TASK OBJECTIVE: Reproduce the listing below word for word, with no pictures.

RECORDS PROVIDED:
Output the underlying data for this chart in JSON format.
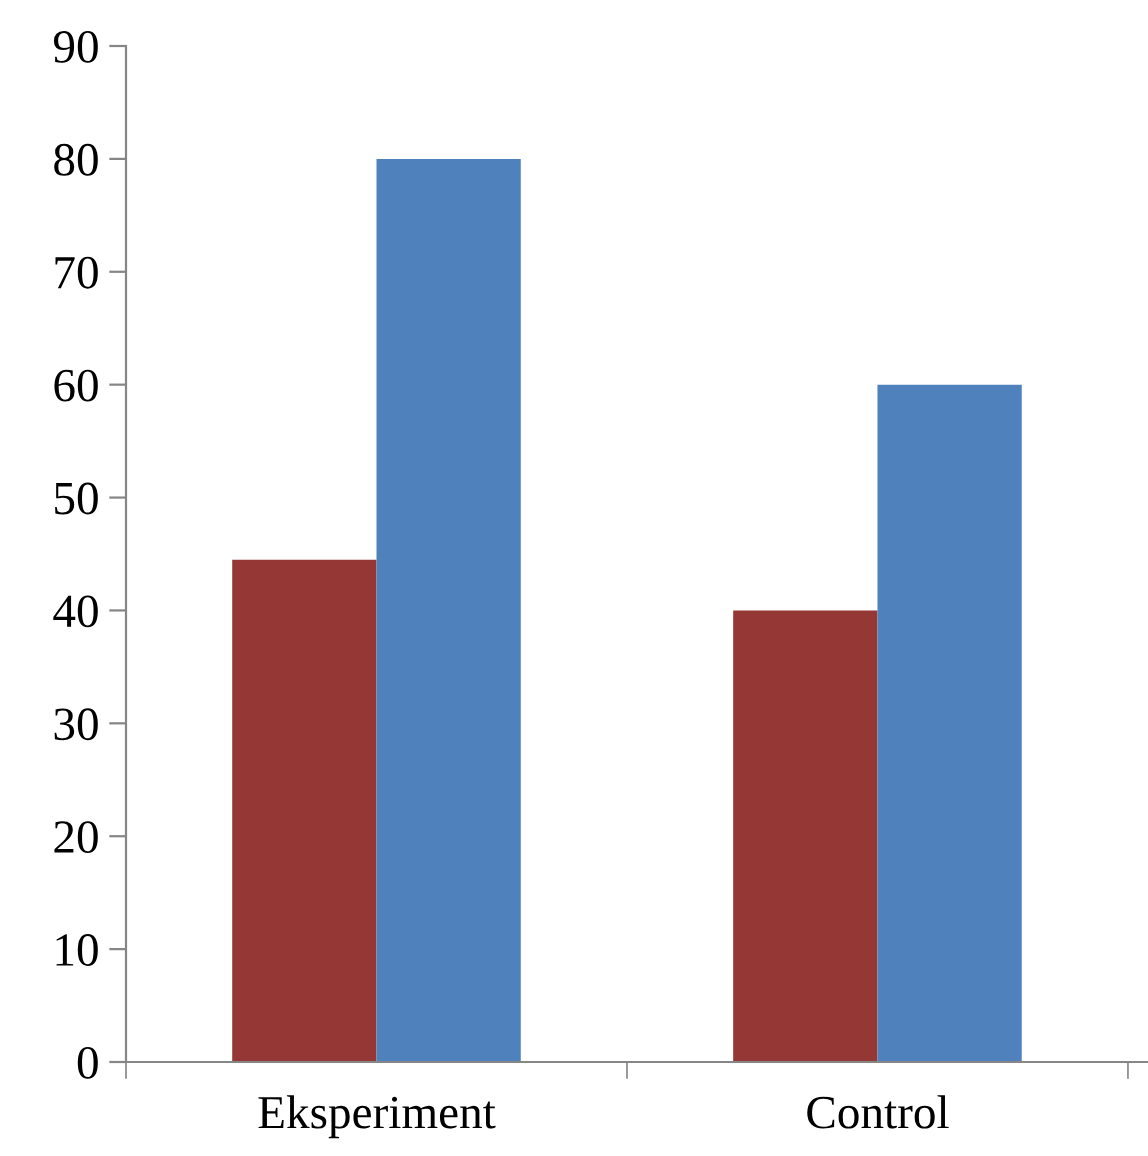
{
  "chart_data": {
    "type": "bar",
    "categories": [
      "Eksperiment",
      "Control"
    ],
    "series": [
      {
        "color": "#953735",
        "values": [
          44.5,
          40
        ]
      },
      {
        "color": "#4f81bd",
        "values": [
          80,
          60
        ]
      }
    ],
    "ylim": [
      0,
      90
    ],
    "yticks": [
      0,
      10,
      20,
      30,
      40,
      50,
      60,
      70,
      80,
      90
    ],
    "grid": false
  }
}
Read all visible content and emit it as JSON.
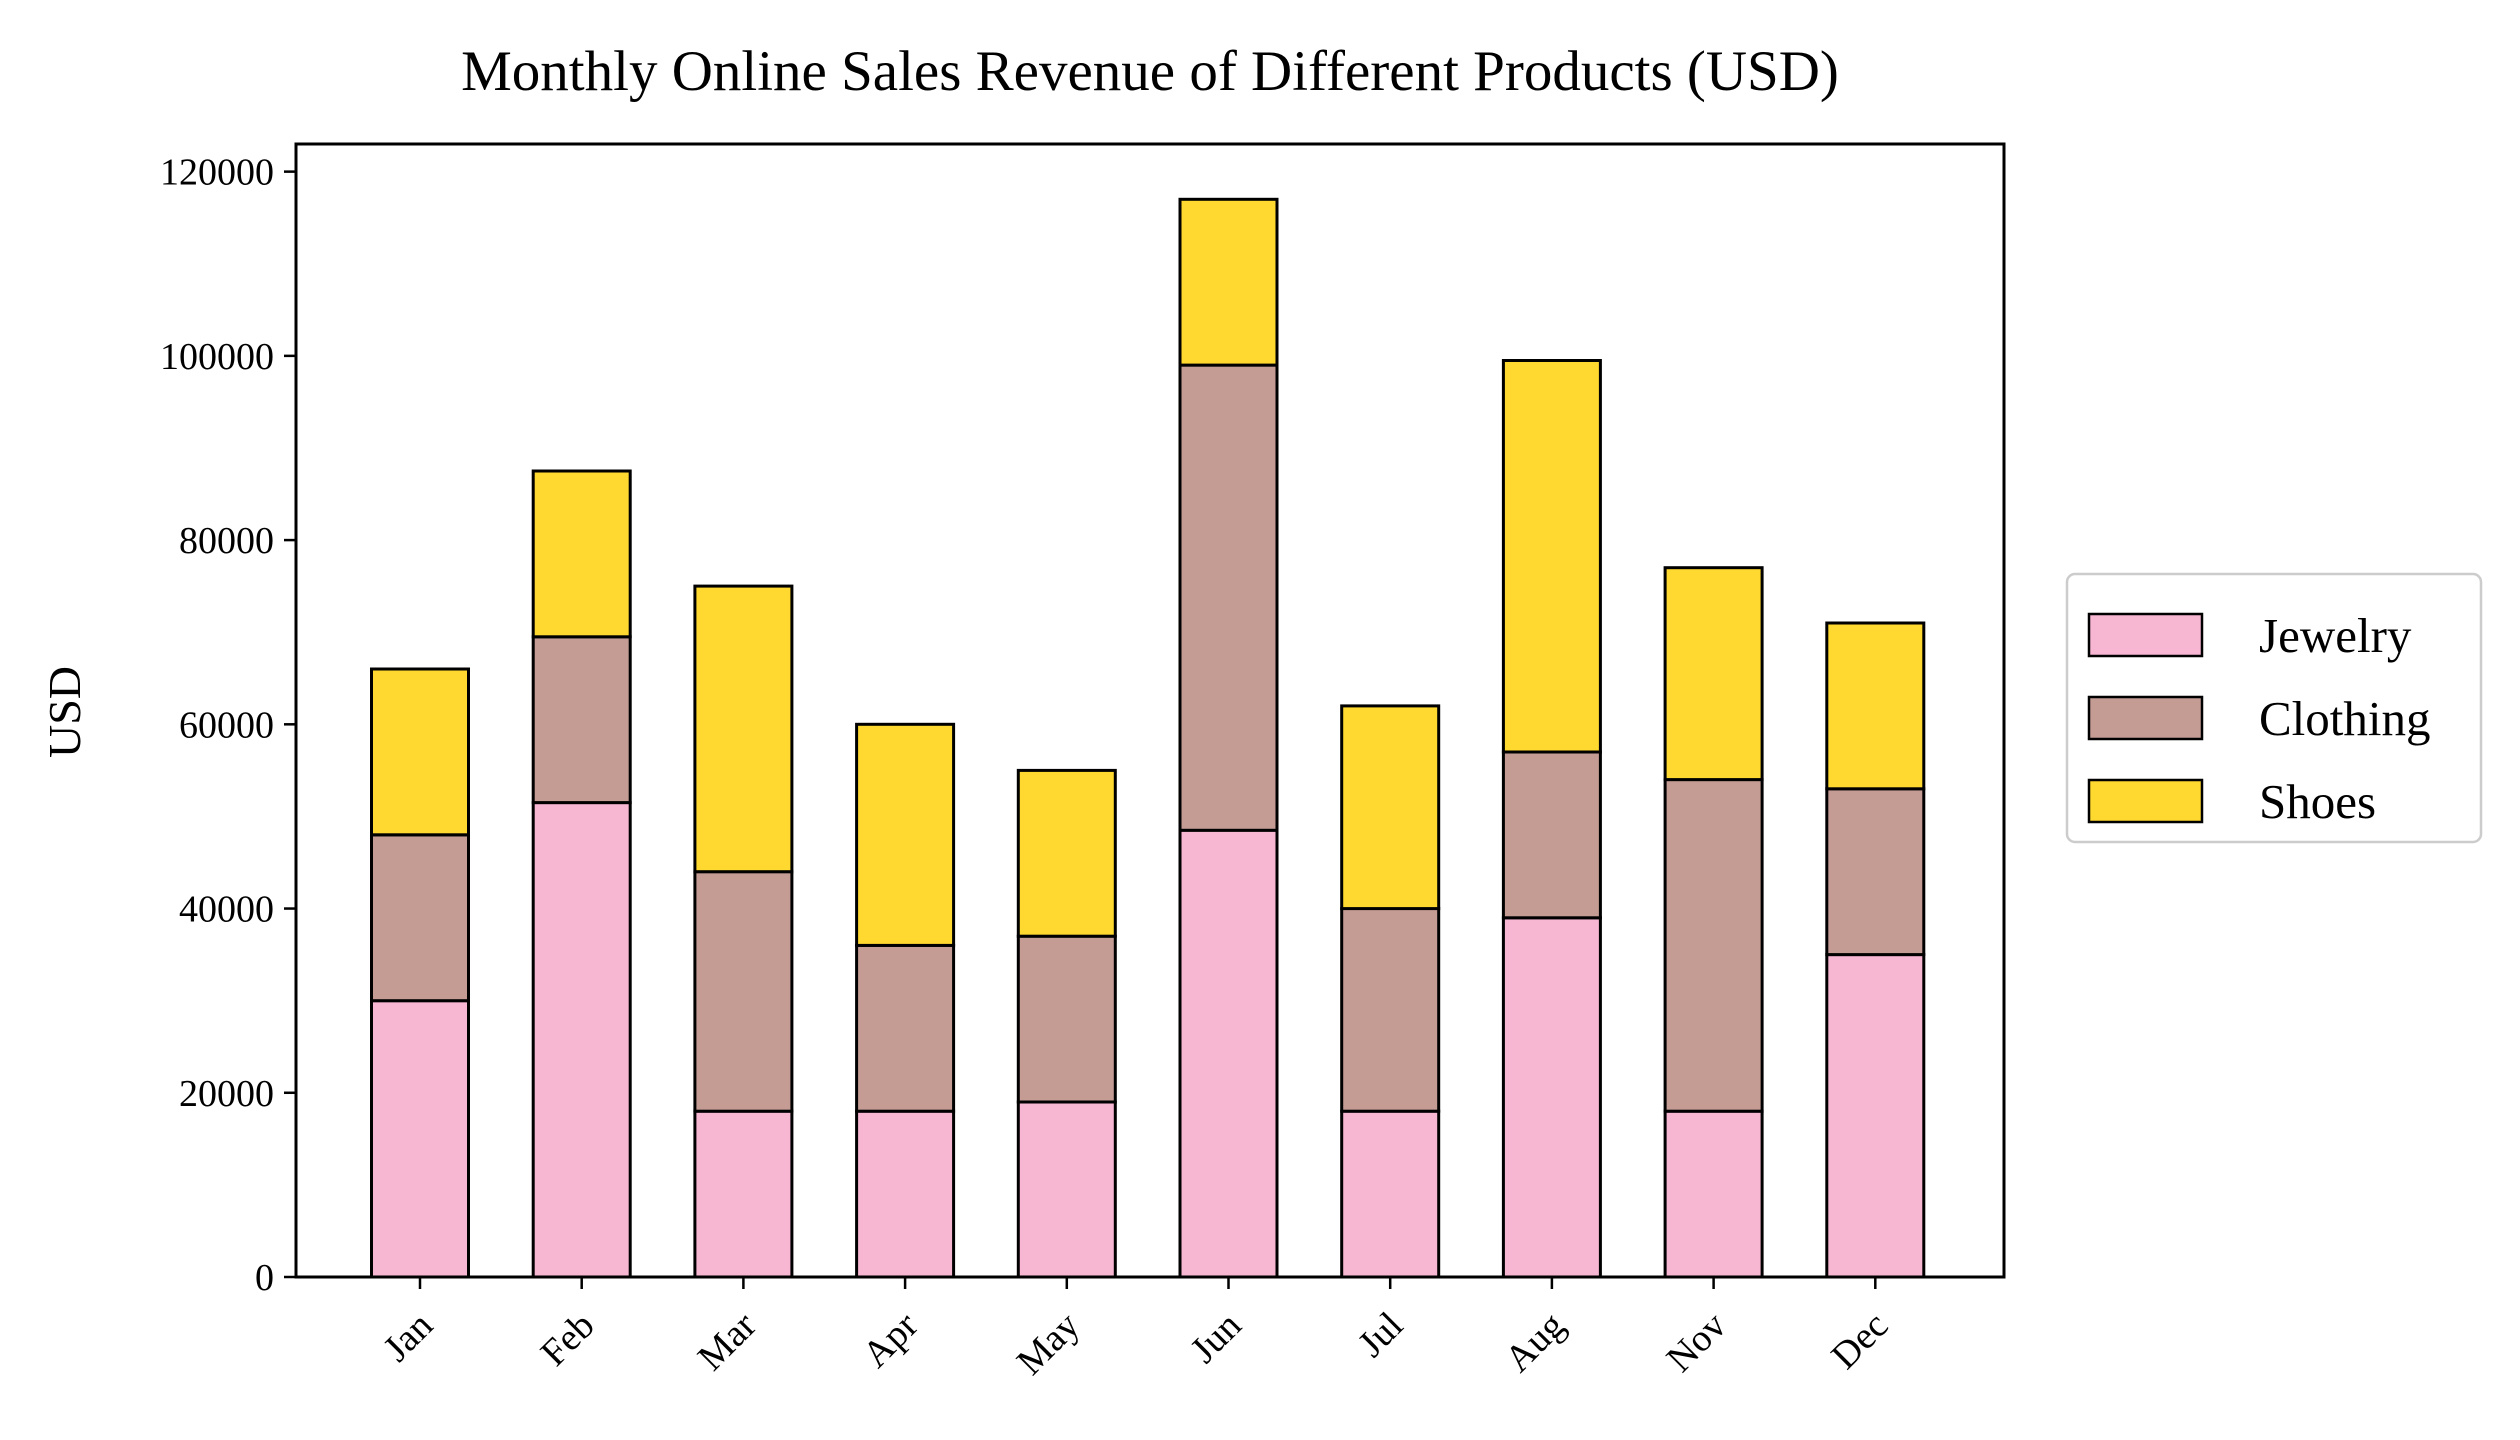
{
  "chart_data": {
    "type": "bar",
    "stacked": true,
    "title": "Monthly Online Sales Revenue of Different Products (USD)",
    "xlabel": "",
    "ylabel": "USD",
    "categories": [
      "Jan",
      "Feb",
      "Mar",
      "Apr",
      "May",
      "Jun",
      "Jul",
      "Aug",
      "Nov",
      "Dec"
    ],
    "series": [
      {
        "name": "Jewelry",
        "color": "#f7b6d2",
        "values": [
          30000,
          51500,
          18000,
          18000,
          19000,
          48500,
          18000,
          39000,
          18000,
          35000
        ]
      },
      {
        "name": "Clothing",
        "color": "#c49c94",
        "values": [
          18000,
          18000,
          26000,
          18000,
          18000,
          50500,
          22000,
          18000,
          36000,
          18000
        ]
      },
      {
        "name": "Shoes",
        "color": "#ffd92f",
        "values": [
          18000,
          18000,
          31000,
          24000,
          18000,
          18000,
          22000,
          42500,
          23000,
          18000
        ]
      }
    ],
    "ylim": [
      0,
      123000
    ],
    "yticks": [
      0,
      20000,
      40000,
      60000,
      80000,
      100000,
      120000
    ],
    "grid": false,
    "legend": {
      "position": "right"
    },
    "edgecolor": "#000000"
  }
}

EXERCISE RESPONSE:
Output the underlying data for this chart in JSON format.
{
  "chart_data": {
    "type": "bar",
    "categories": [
      "Eksperiment",
      "Control"
    ],
    "series": [
      {
        "color": "#953735",
        "values": [
          44.5,
          40
        ]
      },
      {
        "color": "#4f81bd",
        "values": [
          80,
          60
        ]
      }
    ],
    "ylim": [
      0,
      90
    ],
    "yticks": [
      0,
      10,
      20,
      30,
      40,
      50,
      60,
      70,
      80,
      90
    ],
    "grid": false
  }
}
Read all visible content and emit it as JSON.
{
  "chart_data": {
    "type": "bar",
    "stacked": true,
    "title": "Monthly Online Sales Revenue of Different Products (USD)",
    "xlabel": "",
    "ylabel": "USD",
    "categories": [
      "Jan",
      "Feb",
      "Mar",
      "Apr",
      "May",
      "Jun",
      "Jul",
      "Aug",
      "Nov",
      "Dec"
    ],
    "series": [
      {
        "name": "Jewelry",
        "color": "#f7b6d2",
        "values": [
          30000,
          51500,
          18000,
          18000,
          19000,
          48500,
          18000,
          39000,
          18000,
          35000
        ]
      },
      {
        "name": "Clothing",
        "color": "#c49c94",
        "values": [
          18000,
          18000,
          26000,
          18000,
          18000,
          50500,
          22000,
          18000,
          36000,
          18000
        ]
      },
      {
        "name": "Shoes",
        "color": "#ffd92f",
        "values": [
          18000,
          18000,
          31000,
          24000,
          18000,
          18000,
          22000,
          42500,
          23000,
          18000
        ]
      }
    ],
    "ylim": [
      0,
      123000
    ],
    "yticks": [
      0,
      20000,
      40000,
      60000,
      80000,
      100000,
      120000
    ],
    "grid": false,
    "legend": {
      "position": "right"
    },
    "edgecolor": "#000000"
  }
}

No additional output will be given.